**Problem set:**
1/ In two sentences, what does the forum post about the daily raid failure say?
2/ Reproduce the stretch of the records from the line containing "caption-c: (c) — [316, 676, 338, 695]" through the line containing "plot-1-time-caption: At times".

**Document extract:**
Software raid failure every day at the exact same time
Hi,
I have a Debian server which has always been a bit unstable. I think it may be a design flaw in one of the hardware components, because another server with the exact same hardware config has the same problem. In the beginning it often had raid crashes that made the filesystem go into readonly, until at some point it was put in a data center and it ran fine for 1.5 year. I then had to add some memory after which it started crashing again once every 1-2 weeks. Very annoying but without alternatives nothing to do about it.
In the past week, the raid has crashed every single day though, and always at exactly the same time, 6:28 in the morning give or take half a minute. In most cases the same sector. It's a web server and there's not that many users at that time. No crons or anything scheduled at that time either. Logs show nothing that helps, as always. If there's a bad sector, I just don't understand why it always dies at that same time. And since that other server with the same hardware config has the same kind of crashes (not sure if at the same time) I still doubt it's really because of bad sectors. Resyncing after a failure always goes without any errors, so shouldn't that give an error as well when there's bad sectors?
Here's a part of the syslog:
Oct 10 06:28:21 kernel: scsi0: ERROR on channel 0, id 2, lun 0, CDB: Read (10) 00 01 a1 c5 b7 00 00 60 00
Oct 10 06:28:21 kernel: Info fld=0x1a1c5d7, Current sda: sense key Medium Error
Oct 10 06:28:21 kernel: Additional sense: Unrecovered read error
Oct 10 06:28:21 kernel: end_request: I/O error, dev sda, sector 27379127
Oct 10 06:28:21 kernel: raid1: Disk failure on sda2, disabling device.
Oct 10 06:28:21 kernel: ^IOperation continuing on 1 devices
Oct 10 06:28:21 kernel: raid1: sda2: rescheduling sector 27379064
Oct 10 06:28:21 kernel: raid1: sdb2: redirecting sector 27379064 to another mirror
The reschedule and redirect goes on forever. When I remove and add the failing disk the server dies and needs an apc reboot.
Any suggestions what could cause this? Thanks!
|

**Information given:**
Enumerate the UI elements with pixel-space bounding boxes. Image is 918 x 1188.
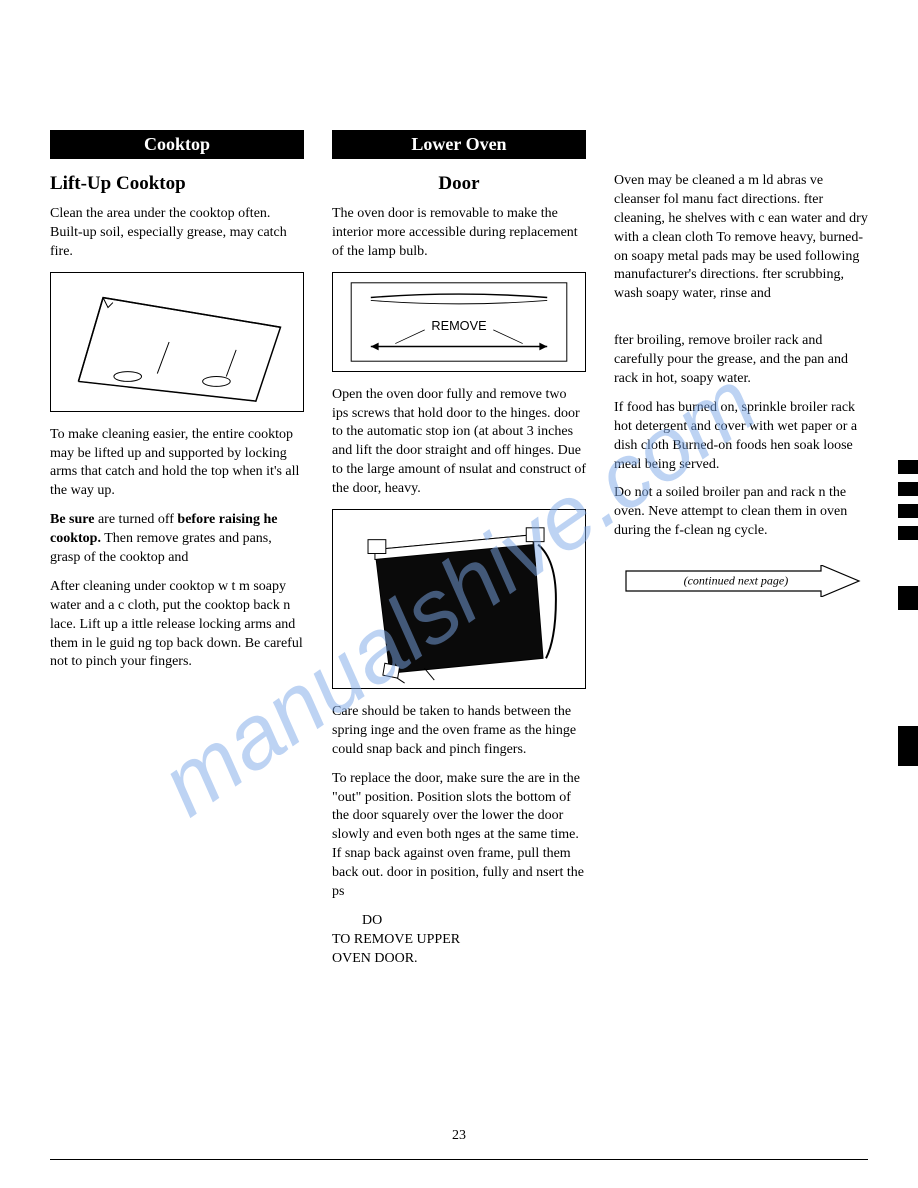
col2-p3: Care should be taken to hands between th… <box>332 703 586 760</box>
col1-p3: Be sure are turned off before raising he… <box>50 511 304 568</box>
col1-p4: After cleaning under cooktop w t m soapy… <box>50 578 304 672</box>
col2-p5: DO TO REMOVE UPPER OVEN DOOR. <box>332 912 586 969</box>
column-1: Cooktop Lift-Up Cooktop Clean the area u… <box>50 130 304 979</box>
column-3: Oven may be cleaned a m ld abras ve clea… <box>614 130 868 979</box>
right-edge-marks <box>898 460 918 774</box>
col2-p5-l2: TO REMOVE UPPER <box>332 932 460 947</box>
col2-p4: To replace the door, make sure the are i… <box>332 770 586 902</box>
cooktop-header: Cooktop <box>50 130 304 159</box>
lower-oven-header: Lower Oven <box>332 130 586 159</box>
remove-illustration: REMOVE <box>332 272 586 372</box>
col1-p3-bold1: Be sure <box>50 512 94 527</box>
col3-p3: If food has burned on, sprinkle broiler … <box>614 399 868 475</box>
col3-p2: fter broiling, remove broiler rack and c… <box>614 332 868 389</box>
remove-label: REMOVE <box>431 318 486 333</box>
continued-arrow: (continued next page) <box>614 565 868 597</box>
cooktop-illustration <box>50 272 304 412</box>
col3-p1: Oven may be cleaned a m ld abras ve clea… <box>614 172 868 304</box>
col2-p2: Open the oven door fully and remove two … <box>332 386 586 499</box>
lift-up-cooktop-heading: Lift-Up Cooktop <box>50 173 304 195</box>
col1-p1: Clean the area under the cooktop often. … <box>50 205 304 262</box>
door-heading: Door <box>332 173 586 195</box>
content-columns: Cooktop Lift-Up Cooktop Clean the area u… <box>50 130 868 979</box>
col3-p4: Do not a soiled broiler pan and rack n t… <box>614 484 868 541</box>
page-number: 23 <box>452 1128 466 1144</box>
col1-p2: To make cleaning easier, the entire cook… <box>50 426 304 502</box>
col2-p1: The oven door is removable to make the i… <box>332 205 586 262</box>
door-illustration <box>332 509 586 689</box>
col1-p3-mid1: are turned off <box>98 512 174 527</box>
column-2: Lower Oven Door The oven door is removab… <box>332 130 586 979</box>
col2-p5-l3: OVEN DOOR. <box>332 951 418 966</box>
col2-p5-l1: DO <box>362 913 382 928</box>
continued-label: (continued next page) <box>684 574 789 589</box>
bottom-rule <box>50 1159 868 1160</box>
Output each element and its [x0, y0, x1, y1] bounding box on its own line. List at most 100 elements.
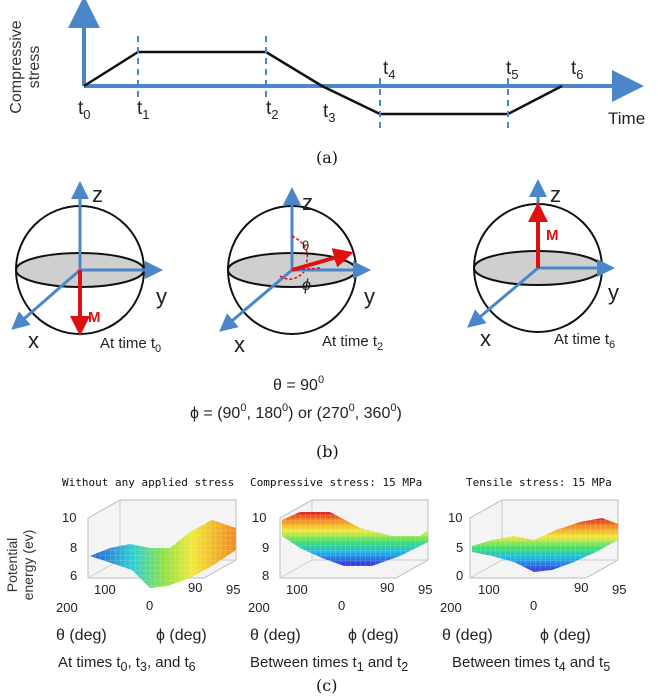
caption-c: (c) — [316, 676, 338, 695]
caption-sub: 1 — [356, 660, 364, 674]
plot-2-z-tick: 10 — [252, 510, 266, 525]
plot-2-title: Compressive stress: 15 MPa — [250, 476, 423, 489]
sphere-3-x-label: x — [480, 326, 491, 351]
plot-3-phi-tick: 95 — [612, 582, 626, 597]
plot-2-theta-tick: 0 — [338, 598, 345, 613]
sphere-2-phi-label: ϕ — [302, 277, 311, 294]
caption-text: Between times t — [452, 654, 559, 671]
caption-sub: 6 — [188, 660, 196, 674]
sphere-2-moment-arrow — [291, 248, 354, 272]
caption-sub: 2 — [401, 660, 409, 674]
sphere-2-y-label: y — [364, 284, 375, 309]
t3-label: t3 — [323, 101, 336, 125]
sphere-3-z-label: z — [550, 182, 561, 207]
t0-label: t0 — [78, 98, 91, 122]
plot-3-z-tick: 0 — [456, 568, 463, 583]
sphere-3-x-axis — [467, 266, 539, 328]
plot-2-z-tick: 9 — [262, 540, 269, 555]
plot-1-phi-tick: 95 — [226, 582, 240, 597]
theta-equation: θ = 900 — [273, 374, 324, 394]
plot-3-z-tick: 5 — [456, 540, 463, 555]
sphere-2-theta-arc — [291, 235, 309, 265]
sphere-2-x-axis — [219, 268, 293, 332]
plot-2-theta-tick: 200 — [248, 600, 270, 615]
plot-1-title: Without any applied stress — [62, 476, 235, 489]
plot-1-z-tick: 6 — [70, 568, 77, 583]
plot-1-theta-tick: 100 — [94, 582, 116, 597]
plot-1-time-caption: At times t0, t3, and t6 — [58, 654, 196, 674]
sphere-2-phi-arc — [279, 271, 305, 280]
sphere-1-x-label: x — [28, 328, 39, 353]
plot-2: 10 9 8 200 100 0 90 95 θ (deg) ϕ (deg) — [248, 499, 432, 644]
plot-1-surface-mesh — [90, 520, 236, 588]
plot-2-phi-label: ϕ (deg) — [348, 627, 399, 644]
sphere-1: z y x M At time t0 — [11, 181, 167, 355]
plot-3: 10 5 0 200 100 0 90 95 θ (deg) ϕ (deg) — [440, 499, 626, 644]
t2-label: t2 — [266, 98, 279, 122]
plot-1-z-tick: 8 — [70, 540, 77, 555]
plot-1-phi-label: ϕ (deg) — [156, 627, 207, 644]
t4-label: t4 — [383, 58, 396, 82]
sphere-1-y-label: y — [156, 284, 167, 309]
plot-2-theta-label: θ (deg) — [250, 627, 301, 644]
plot-1-z-tick: 10 — [62, 510, 76, 525]
caption-sub: 3 — [139, 660, 147, 674]
sphere-3-time-label: At time t6 — [554, 331, 615, 351]
plot-2-theta-tick: 100 — [286, 582, 308, 597]
plot-3-theta-tick: 0 — [530, 598, 537, 613]
t5-label: t5 — [506, 58, 519, 82]
caption-text: , t — [127, 654, 140, 671]
plot-3-theta-label: θ (deg) — [442, 627, 493, 644]
x-axis-label: Time — [608, 109, 645, 128]
caption-sub: 0 — [120, 660, 128, 674]
caption-text: Between times t — [250, 654, 357, 671]
plot-2-z-tick: 8 — [262, 568, 269, 583]
plot-3-z-tick: 10 — [448, 510, 462, 525]
plot-2-gridline — [279, 559, 313, 579]
plot-3-gridline — [469, 559, 503, 579]
plot-2-time-caption: Between times t1 and t2 — [250, 654, 408, 674]
sphere-2-theta-label: θ — [302, 238, 309, 253]
plot-1-phi-tick: 90 — [188, 580, 202, 595]
caption-text: and t — [363, 654, 402, 671]
plot-3-theta-tick: 100 — [478, 582, 500, 597]
plot-1-theta-label: θ (deg) — [56, 627, 107, 644]
sphere-1-m-label: M — [88, 309, 101, 326]
plot-3-time-caption: Between times t4 and t5 — [452, 654, 610, 674]
plot-2-phi-tick: 95 — [418, 582, 432, 597]
t6-label: t6 — [571, 58, 584, 82]
caption-sub: 4 — [558, 660, 566, 674]
sphere-1-x-axis — [11, 268, 81, 330]
plot-1-theta-tick: 0 — [146, 598, 153, 613]
caption-text: At times t — [58, 654, 121, 671]
sphere-2-m-label: M — [334, 249, 347, 266]
plot-3-phi-label: ϕ (deg) — [540, 627, 591, 644]
sphere-2-x-label: x — [234, 332, 245, 357]
plot-3-theta-tick: 200 — [440, 600, 462, 615]
plot-3-surface-mesh — [472, 518, 618, 572]
plot-2-phi-tick: 90 — [380, 580, 394, 595]
caption-a: (a) — [316, 148, 339, 167]
sphere-2-time-label: At time t2 — [322, 333, 383, 353]
sphere-3: z M y x At time t6 — [467, 179, 619, 351]
sphere-3-y-label: y — [608, 280, 619, 305]
t1-label: t1 — [137, 98, 150, 122]
caption-sub: 5 — [603, 660, 611, 674]
caption-b: (b) — [316, 442, 339, 461]
caption-text: and t — [565, 654, 604, 671]
sphere-2-z-label: z — [302, 190, 313, 215]
plot-2-surface-mesh — [282, 512, 428, 566]
plot-3-title: Tensile stress: 15 MPa — [466, 476, 612, 489]
sphere-2: z θ ϕ M y x At time t2 — [219, 187, 383, 357]
sphere-1-time-label: At time t0 — [100, 335, 161, 355]
phi-equation: ϕ = (900, 1800) or (2700, 3600) — [190, 402, 402, 422]
caption-text: , and t — [146, 654, 189, 671]
plot-3-phi-tick: 90 — [574, 580, 588, 595]
sphere-1-z-label: z — [92, 182, 103, 207]
sphere-3-m-label: M — [546, 227, 559, 244]
plot-1: 10 8 6 200 100 0 90 95 θ (deg) ϕ (deg) — [56, 499, 240, 644]
plot-1-theta-tick: 200 — [56, 600, 78, 615]
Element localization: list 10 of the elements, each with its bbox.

**Exercise answers:**
1/ A Debian server that has always been somewhat unstable, like another server with the same hardware, has had its raid crash every day for the past week at about 6:28 in the morning, usually on the same sector, with nothing scheduled at that time and nothing useful in the logs. The poster doubts bad sectors are the cause because resyncing always finishes without errors, shares a syslog excerpt showing an unrecovered read error and the disabling of sda2, and asks what could be behind it.

2/
caption-c: (c) — [316, 676, 338, 695]
caption-sub: 1 — [356, 660, 364, 674]
plot-2-z-tick: 10 — [252, 510, 266, 525]
plot-2-title: Compressive stress: 15 MPa — [250, 476, 423, 489]
sphere-3-x-label: x — [480, 326, 491, 351]
plot-3-phi-tick: 95 — [612, 582, 626, 597]
plot-2-theta-tick: 0 — [338, 598, 345, 613]
sphere-2-phi-label: ϕ — [302, 277, 311, 294]
caption-text: Between times t — [452, 654, 559, 671]
caption-sub: 6 — [188, 660, 196, 674]
sphere-2-moment-arrow — [291, 248, 354, 272]
caption-sub: 2 — [401, 660, 409, 674]
sphere-2-y-label: y — [364, 284, 375, 309]
t3-label: t3 — [323, 101, 336, 125]
sphere-3-z-label: z — [550, 182, 561, 207]
t0-label: t0 — [78, 98, 91, 122]
plot-3-z-tick: 0 — [456, 568, 463, 583]
sphere-3-x-axis — [467, 266, 539, 328]
plot-2-z-tick: 9 — [262, 540, 269, 555]
plot-1-phi-tick: 95 — [226, 582, 240, 597]
theta-equation: θ = 900 — [273, 374, 324, 394]
plot-3-z-tick: 5 — [456, 540, 463, 555]
sphere-2-theta-arc — [291, 235, 309, 265]
sphere-2-x-axis — [219, 268, 293, 332]
plot-2-theta-tick: 200 — [248, 600, 270, 615]
plot-1-title: Without any applied stress — [62, 476, 235, 489]
plot-1-z-tick: 6 — [70, 568, 77, 583]
plot-1-theta-tick: 100 — [94, 582, 116, 597]
plot-1-time-caption: At times t0, t3, and t6 — [58, 654, 196, 674]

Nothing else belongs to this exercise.